→ YOUR GOAL
Return the data below character for character, from its first line up to and including the line with "point: [394, 514, 403, 524]".

:: SUPPLIED INFORMATION ::

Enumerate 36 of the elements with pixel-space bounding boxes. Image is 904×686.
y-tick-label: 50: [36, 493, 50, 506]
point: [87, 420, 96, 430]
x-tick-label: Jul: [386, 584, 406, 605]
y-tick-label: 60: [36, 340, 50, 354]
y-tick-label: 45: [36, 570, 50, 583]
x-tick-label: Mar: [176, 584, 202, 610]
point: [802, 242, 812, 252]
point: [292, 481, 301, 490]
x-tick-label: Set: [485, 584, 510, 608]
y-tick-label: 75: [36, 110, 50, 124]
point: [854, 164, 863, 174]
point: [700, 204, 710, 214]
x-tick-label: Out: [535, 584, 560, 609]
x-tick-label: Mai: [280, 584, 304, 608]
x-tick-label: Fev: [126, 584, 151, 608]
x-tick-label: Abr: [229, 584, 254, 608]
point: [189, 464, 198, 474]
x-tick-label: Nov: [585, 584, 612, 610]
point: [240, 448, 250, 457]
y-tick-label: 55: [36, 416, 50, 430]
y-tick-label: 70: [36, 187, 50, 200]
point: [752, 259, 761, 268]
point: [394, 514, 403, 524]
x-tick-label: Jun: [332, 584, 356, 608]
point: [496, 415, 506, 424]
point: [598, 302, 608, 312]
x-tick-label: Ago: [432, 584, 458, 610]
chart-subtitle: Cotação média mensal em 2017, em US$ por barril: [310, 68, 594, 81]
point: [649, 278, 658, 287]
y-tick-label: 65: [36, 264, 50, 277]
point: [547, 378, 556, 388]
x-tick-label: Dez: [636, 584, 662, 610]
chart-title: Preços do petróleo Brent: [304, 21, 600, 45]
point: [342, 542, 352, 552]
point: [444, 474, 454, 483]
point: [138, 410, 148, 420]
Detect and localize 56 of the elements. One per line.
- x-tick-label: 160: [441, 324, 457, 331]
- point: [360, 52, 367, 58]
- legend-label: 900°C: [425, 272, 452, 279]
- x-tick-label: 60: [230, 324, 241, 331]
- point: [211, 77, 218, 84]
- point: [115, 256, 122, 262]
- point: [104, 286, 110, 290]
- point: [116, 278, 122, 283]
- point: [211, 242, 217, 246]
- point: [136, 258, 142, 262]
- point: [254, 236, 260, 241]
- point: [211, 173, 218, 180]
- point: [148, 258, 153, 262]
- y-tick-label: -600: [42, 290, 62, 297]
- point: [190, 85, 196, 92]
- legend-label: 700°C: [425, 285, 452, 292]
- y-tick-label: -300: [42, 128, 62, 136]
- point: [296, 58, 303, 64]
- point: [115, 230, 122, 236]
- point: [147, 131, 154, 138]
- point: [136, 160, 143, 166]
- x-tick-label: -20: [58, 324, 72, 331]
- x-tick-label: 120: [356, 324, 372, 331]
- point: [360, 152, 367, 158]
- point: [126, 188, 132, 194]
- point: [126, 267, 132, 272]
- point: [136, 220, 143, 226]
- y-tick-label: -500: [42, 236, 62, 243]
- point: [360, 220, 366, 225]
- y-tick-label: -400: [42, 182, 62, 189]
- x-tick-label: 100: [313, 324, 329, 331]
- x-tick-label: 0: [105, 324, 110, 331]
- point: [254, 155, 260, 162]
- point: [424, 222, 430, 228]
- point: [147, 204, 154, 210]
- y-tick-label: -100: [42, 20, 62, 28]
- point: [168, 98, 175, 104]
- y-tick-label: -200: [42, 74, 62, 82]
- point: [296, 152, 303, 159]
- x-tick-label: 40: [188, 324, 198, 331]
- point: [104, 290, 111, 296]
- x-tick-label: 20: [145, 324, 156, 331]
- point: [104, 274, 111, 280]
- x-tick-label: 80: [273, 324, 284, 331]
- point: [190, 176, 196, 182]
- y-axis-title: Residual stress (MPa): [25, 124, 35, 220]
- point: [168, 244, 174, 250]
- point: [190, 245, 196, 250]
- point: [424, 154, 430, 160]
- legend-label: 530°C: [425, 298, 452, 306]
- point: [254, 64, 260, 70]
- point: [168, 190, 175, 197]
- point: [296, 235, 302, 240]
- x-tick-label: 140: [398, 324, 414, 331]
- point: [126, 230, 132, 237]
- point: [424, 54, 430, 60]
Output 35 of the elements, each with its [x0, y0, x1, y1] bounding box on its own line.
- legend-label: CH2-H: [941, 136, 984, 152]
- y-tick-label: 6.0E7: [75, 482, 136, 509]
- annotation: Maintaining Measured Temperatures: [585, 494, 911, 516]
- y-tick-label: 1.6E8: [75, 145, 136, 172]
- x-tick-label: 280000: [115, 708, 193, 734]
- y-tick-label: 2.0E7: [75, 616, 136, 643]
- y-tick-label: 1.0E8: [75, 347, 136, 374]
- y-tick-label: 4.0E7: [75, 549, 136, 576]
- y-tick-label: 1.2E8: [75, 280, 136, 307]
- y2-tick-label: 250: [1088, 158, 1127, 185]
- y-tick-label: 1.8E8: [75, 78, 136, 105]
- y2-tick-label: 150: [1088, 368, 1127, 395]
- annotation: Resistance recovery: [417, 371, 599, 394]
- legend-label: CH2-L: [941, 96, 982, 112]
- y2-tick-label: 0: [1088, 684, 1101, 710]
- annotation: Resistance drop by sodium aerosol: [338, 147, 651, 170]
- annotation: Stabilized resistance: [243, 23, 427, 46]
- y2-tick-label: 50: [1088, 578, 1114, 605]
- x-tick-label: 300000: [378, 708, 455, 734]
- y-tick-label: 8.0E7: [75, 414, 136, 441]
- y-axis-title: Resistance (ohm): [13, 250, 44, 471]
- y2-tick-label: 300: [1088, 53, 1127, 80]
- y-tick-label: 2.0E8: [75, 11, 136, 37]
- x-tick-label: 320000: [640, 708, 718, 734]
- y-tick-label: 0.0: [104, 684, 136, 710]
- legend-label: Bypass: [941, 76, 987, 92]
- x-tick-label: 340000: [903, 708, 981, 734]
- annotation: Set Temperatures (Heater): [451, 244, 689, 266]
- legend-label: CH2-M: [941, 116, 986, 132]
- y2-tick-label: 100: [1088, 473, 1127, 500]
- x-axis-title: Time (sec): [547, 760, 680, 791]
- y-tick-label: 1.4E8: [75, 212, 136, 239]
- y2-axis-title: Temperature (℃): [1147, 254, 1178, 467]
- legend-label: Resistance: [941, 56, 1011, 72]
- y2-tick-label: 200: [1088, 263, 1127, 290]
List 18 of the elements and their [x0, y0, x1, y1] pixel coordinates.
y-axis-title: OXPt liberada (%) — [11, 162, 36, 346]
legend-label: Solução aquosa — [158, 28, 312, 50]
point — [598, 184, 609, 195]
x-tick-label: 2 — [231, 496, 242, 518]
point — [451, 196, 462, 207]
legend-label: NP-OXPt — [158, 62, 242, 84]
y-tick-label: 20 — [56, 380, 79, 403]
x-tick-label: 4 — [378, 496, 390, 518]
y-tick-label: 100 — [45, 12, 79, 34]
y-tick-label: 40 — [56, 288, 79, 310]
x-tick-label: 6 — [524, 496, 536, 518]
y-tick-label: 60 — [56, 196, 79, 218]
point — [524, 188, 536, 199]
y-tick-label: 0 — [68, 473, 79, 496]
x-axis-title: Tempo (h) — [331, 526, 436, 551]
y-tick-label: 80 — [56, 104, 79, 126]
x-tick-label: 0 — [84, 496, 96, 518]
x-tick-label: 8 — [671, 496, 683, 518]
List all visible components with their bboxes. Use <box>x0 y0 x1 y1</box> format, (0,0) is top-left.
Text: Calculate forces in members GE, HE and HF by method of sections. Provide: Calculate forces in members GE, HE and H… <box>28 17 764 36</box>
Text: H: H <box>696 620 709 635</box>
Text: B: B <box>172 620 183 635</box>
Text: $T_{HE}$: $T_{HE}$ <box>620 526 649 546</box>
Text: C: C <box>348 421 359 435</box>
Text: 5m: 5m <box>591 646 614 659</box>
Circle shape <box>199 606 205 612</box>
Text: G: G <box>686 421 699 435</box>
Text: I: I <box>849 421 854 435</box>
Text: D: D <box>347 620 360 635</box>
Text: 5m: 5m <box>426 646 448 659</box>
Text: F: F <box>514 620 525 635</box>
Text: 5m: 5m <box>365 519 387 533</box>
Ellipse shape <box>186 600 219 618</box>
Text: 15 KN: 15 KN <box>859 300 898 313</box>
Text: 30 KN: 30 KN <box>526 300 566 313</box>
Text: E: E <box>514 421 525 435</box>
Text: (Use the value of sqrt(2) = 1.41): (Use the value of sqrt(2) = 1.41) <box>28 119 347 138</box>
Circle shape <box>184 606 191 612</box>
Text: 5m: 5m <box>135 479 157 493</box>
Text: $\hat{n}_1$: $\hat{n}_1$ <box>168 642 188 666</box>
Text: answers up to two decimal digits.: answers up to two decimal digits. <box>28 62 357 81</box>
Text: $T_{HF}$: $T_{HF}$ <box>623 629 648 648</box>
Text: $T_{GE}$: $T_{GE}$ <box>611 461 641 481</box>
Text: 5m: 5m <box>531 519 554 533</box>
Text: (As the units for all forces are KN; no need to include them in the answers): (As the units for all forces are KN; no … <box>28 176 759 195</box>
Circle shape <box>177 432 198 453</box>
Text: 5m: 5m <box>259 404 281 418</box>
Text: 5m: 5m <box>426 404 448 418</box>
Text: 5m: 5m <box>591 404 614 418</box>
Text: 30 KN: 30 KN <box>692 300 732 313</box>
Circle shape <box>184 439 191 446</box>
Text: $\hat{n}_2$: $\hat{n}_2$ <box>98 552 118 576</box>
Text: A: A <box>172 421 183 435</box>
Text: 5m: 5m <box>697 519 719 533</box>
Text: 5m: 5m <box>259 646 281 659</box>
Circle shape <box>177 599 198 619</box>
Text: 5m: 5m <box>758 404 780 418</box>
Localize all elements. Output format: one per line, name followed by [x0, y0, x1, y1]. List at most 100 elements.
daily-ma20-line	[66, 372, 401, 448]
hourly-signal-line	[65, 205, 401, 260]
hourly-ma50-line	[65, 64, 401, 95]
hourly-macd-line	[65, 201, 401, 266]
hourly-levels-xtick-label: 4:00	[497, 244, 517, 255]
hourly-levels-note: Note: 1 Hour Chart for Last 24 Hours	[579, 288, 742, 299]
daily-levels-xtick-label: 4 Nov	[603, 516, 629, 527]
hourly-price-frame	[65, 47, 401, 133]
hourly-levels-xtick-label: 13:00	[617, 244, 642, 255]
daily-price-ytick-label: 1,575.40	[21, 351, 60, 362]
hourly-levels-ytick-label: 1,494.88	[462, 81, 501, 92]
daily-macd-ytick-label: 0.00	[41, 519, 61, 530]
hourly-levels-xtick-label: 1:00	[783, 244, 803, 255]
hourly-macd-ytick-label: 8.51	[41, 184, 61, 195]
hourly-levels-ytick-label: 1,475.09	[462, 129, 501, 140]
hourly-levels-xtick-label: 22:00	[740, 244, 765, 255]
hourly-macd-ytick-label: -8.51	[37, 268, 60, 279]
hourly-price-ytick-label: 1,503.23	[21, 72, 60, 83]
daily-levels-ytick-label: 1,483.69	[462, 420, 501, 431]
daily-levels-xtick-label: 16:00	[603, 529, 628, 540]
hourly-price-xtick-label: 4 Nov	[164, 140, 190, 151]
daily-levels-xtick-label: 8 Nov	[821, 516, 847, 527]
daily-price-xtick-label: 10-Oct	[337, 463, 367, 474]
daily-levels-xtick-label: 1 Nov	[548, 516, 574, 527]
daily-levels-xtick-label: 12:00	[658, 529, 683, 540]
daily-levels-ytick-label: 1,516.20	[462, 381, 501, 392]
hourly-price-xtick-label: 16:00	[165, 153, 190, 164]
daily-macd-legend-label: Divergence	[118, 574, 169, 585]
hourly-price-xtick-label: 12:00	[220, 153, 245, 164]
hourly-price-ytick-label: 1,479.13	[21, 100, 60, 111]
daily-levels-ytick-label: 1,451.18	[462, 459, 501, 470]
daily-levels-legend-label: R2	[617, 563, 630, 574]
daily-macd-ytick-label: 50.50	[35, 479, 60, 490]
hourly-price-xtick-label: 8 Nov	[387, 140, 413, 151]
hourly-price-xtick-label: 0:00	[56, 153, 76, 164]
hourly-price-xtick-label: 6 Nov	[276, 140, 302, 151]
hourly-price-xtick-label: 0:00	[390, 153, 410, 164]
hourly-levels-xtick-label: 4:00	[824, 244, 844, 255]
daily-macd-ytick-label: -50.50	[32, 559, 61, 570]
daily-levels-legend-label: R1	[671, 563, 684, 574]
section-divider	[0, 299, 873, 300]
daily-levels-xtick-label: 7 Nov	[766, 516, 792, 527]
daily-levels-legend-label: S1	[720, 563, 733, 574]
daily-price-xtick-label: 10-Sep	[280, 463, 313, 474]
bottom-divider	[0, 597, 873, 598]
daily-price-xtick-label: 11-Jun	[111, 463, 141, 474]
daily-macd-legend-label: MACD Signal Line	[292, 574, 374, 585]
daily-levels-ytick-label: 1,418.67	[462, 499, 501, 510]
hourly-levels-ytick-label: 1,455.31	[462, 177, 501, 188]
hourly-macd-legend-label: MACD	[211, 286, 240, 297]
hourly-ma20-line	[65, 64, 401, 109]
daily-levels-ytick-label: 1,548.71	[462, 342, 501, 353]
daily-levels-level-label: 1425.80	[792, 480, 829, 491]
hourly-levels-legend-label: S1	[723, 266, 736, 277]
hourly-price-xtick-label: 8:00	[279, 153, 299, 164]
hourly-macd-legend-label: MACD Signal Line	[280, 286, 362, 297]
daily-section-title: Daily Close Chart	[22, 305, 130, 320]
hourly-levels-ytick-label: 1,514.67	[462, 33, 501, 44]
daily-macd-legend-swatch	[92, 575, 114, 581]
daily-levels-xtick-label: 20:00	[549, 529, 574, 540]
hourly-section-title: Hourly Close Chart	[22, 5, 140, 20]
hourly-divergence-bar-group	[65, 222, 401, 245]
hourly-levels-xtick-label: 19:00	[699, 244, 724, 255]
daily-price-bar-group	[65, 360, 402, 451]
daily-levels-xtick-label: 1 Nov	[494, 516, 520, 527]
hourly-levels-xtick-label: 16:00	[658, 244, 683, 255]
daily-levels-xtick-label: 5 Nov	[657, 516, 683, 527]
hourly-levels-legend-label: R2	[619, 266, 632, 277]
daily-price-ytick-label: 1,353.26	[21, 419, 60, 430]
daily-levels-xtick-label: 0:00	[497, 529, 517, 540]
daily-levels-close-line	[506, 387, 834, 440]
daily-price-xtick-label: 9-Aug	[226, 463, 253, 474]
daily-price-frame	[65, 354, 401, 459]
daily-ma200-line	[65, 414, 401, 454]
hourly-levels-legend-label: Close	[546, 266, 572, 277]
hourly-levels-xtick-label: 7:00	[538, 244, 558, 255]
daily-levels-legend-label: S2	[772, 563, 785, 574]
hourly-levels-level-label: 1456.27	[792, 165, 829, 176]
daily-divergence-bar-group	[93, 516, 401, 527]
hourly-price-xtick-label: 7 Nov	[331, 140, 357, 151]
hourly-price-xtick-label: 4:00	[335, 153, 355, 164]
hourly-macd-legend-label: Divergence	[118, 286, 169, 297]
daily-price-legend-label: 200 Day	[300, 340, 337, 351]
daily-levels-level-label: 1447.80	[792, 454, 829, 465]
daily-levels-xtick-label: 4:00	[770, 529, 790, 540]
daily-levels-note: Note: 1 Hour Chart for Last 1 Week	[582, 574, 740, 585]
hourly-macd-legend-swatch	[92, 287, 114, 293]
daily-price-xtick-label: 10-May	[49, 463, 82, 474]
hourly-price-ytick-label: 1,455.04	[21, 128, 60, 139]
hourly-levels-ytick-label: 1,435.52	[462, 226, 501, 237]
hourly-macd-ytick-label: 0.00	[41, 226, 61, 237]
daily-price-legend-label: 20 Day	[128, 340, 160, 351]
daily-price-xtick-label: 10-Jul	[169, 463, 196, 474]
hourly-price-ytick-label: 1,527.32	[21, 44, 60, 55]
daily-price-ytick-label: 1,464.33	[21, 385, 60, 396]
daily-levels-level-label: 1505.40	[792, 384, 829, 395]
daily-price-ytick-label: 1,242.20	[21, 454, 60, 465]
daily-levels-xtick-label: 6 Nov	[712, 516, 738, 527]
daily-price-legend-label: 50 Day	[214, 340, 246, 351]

:::

→ OUTPUT
Enumerate 36 of the elements with pixel-space bounding boxes. Image is 904×686.
y-tick-label: 50: [36, 493, 50, 506]
point: [87, 420, 96, 430]
x-tick-label: Jul: [386, 584, 406, 605]
y-tick-label: 60: [36, 340, 50, 354]
y-tick-label: 45: [36, 570, 50, 583]
x-tick-label: Mar: [176, 584, 202, 610]
point: [802, 242, 812, 252]
point: [292, 481, 301, 490]
x-tick-label: Set: [485, 584, 510, 608]
y-tick-label: 75: [36, 110, 50, 124]
point: [854, 164, 863, 174]
point: [700, 204, 710, 214]
x-tick-label: Out: [535, 584, 560, 609]
x-tick-label: Mai: [280, 584, 304, 608]
x-tick-label: Fev: [126, 584, 151, 608]
x-tick-label: Abr: [229, 584, 254, 608]
point: [189, 464, 198, 474]
x-tick-label: Nov: [585, 584, 612, 610]
point: [240, 448, 250, 457]
y-tick-label: 55: [36, 416, 50, 430]
y-tick-label: 70: [36, 187, 50, 200]
point: [752, 259, 761, 268]
point: [394, 514, 403, 524]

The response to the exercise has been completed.